Lines of data:
###

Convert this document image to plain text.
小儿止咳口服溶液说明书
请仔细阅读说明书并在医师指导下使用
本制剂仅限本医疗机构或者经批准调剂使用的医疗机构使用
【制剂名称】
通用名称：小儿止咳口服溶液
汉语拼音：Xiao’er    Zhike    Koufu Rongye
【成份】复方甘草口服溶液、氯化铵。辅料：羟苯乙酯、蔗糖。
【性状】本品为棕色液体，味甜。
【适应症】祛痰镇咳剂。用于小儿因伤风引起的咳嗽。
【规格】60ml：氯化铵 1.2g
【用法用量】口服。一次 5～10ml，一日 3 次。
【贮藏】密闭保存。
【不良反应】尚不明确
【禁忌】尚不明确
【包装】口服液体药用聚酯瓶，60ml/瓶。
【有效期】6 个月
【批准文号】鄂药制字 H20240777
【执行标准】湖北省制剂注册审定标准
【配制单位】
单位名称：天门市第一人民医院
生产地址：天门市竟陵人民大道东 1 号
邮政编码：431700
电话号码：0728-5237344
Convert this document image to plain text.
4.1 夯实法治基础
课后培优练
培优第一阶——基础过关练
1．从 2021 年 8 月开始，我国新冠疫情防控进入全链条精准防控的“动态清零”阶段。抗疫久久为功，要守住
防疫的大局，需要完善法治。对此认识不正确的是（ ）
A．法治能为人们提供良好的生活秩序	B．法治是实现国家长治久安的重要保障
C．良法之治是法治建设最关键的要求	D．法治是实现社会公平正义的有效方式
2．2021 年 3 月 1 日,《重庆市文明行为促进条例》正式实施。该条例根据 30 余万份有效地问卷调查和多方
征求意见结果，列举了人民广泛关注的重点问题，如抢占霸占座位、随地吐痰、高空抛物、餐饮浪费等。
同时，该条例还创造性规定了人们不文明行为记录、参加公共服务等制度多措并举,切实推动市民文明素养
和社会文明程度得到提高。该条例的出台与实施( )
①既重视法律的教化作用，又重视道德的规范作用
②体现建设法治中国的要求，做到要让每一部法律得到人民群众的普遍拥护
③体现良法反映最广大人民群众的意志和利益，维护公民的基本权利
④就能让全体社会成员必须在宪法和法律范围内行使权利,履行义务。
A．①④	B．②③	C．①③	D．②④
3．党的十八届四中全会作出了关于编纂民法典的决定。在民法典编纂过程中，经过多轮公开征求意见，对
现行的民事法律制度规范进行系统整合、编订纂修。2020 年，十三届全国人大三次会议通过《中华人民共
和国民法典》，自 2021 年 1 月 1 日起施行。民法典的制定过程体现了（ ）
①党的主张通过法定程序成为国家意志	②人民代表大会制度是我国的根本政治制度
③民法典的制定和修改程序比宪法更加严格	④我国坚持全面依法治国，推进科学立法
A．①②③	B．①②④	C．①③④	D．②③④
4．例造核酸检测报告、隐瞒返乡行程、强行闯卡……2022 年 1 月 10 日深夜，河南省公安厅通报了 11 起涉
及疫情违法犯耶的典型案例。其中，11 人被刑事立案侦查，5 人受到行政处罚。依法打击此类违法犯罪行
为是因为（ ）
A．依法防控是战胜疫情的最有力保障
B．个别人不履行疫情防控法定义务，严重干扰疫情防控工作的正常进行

###

> **Direction**: All of the entries above must be quoted exactly.

> **Result of this task**:
Convert this document image to plain text.
小儿止咳口服溶液说明书
请仔细阅读说明书并在医师指导下使用
本制剂仅限本医疗机构或者经批准调剂使用的医疗机构使用
【制剂名称】
通用名称：小儿止咳口服溶液
汉语拼音：Xiao’er    Zhike    Koufu Rongye
【成份】复方甘草口服溶液、氯化铵。辅料：羟苯乙酯、蔗糖。
【性状】本品为棕色液体，味甜。
【适应症】祛痰镇咳剂。用于小儿因伤风引起的咳嗽。
【规格】60ml：氯化铵 1.2g
【用法用量】口服。一次 5～10ml，一日 3 次。
【贮藏】密闭保存。
【不良反应】尚不明确
【禁忌】尚不明确
【包装】口服液体药用聚酯瓶，60ml/瓶。
【有效期】6 个月
【批准文号】鄂药制字 H20240777
【执行标准】湖北省制剂注册审定标准
【配制单位】
单位名称：天门市第一人民医院
生产地址：天门市竟陵人民大道东 1 号
邮政编码：431700
电话号码：0728-5237344
Convert this document image to plain text.
4.1 夯实法治基础
课后培优练
培优第一阶——基础过关练
1．从 2021 年 8 月开始，我国新冠疫情防控进入全链条精准防控的“动态清零”阶段。抗疫久久为功，要守住
防疫的大局，需要完善法治。对此认识不正确的是（ ）
A．法治能为人们提供良好的生活秩序	B．法治是实现国家长治久安的重要保障
C．良法之治是法治建设最关键的要求	D．法治是实现社会公平正义的有效方式
2．2021 年 3 月 1 日,《重庆市文明行为促进条例》正式实施。该条例根据 30 余万份有效地问卷调查和多方
征求意见结果，列举了人民广泛关注的重点问题，如抢占霸占座位、随地吐痰、高空抛物、餐饮浪费等。
同时，该条例还创造性规定了人们不文明行为记录、参加公共服务等制度多措并举,切实推动市民文明素养
和社会文明程度得到提高。该条例的出台与实施( )
①既重视法律的教化作用，又重视道德的规范作用
②体现建设法治中国的要求，做到要让每一部法律得到人民群众的普遍拥护
③体现良法反映最广大人民群众的意志和利益，维护公民的基本权利
④就能让全体社会成员必须在宪法和法律范围内行使权利,履行义务。
A．①④	B．②③	C．①③	D．②④
3．党的十八届四中全会作出了关于编纂民法典的决定。在民法典编纂过程中，经过多轮公开征求意见，对
现行的民事法律制度规范进行系统整合、编订纂修。2020 年，十三届全国人大三次会议通过《中华人民共
和国民法典》，自 2021 年 1 月 1 日起施行。民法典的制定过程体现了（ ）
①党的主张通过法定程序成为国家意志	②人民代表大会制度是我国的根本政治制度
③民法典的制定和修改程序比宪法更加严格	④我国坚持全面依法治国，推进科学立法
A．①②③	B．①②④	C．①③④	D．②③④
4．例造核酸检测报告、隐瞒返乡行程、强行闯卡……2022 年 1 月 10 日深夜，河南省公安厅通报了 11 起涉
及疫情违法犯耶的典型案例。其中，11 人被刑事立案侦查，5 人受到行政处罚。依法打击此类违法犯罪行
为是因为（ ）
A．依法防控是战胜疫情的最有力保障
B．个别人不履行疫情防控法定义务，严重干扰疫情防控工作的正常进行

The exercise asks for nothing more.